* Start Data provided *
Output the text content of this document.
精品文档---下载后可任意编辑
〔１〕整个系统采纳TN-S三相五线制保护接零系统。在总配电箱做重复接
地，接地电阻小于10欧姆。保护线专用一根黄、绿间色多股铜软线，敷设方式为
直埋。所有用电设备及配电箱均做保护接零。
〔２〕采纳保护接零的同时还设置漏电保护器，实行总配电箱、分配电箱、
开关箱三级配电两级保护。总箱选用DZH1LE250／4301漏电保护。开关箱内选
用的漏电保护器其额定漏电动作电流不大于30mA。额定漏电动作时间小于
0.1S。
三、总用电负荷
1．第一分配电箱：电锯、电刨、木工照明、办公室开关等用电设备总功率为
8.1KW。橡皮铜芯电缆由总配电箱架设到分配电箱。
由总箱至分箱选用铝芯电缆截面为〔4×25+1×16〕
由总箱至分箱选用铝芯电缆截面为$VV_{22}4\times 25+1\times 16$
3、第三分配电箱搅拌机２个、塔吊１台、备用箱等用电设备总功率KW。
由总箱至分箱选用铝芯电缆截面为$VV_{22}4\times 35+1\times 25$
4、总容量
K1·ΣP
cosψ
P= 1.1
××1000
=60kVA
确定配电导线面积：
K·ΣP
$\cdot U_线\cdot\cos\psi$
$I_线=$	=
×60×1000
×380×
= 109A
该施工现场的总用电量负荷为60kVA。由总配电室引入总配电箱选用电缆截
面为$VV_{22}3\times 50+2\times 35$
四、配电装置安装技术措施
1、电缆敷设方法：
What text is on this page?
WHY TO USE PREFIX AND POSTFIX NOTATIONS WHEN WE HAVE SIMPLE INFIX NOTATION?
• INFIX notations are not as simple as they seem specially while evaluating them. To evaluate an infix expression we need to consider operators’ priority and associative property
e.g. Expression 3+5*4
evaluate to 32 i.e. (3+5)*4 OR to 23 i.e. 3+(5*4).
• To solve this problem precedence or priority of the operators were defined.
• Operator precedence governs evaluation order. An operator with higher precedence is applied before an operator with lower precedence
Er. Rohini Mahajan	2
* End Data provided *
** Set problem **
Go through the material and select each line with the string "evaluate" in it.

** Response below **
• INFIX notations are not as simple as they seem specially while evaluating them. To evaluate an infix expression we need to consider operators’ priority and associative property
evaluate to 32 i.e. (3+5)*4 OR to 23 i.e. 3+(5*4).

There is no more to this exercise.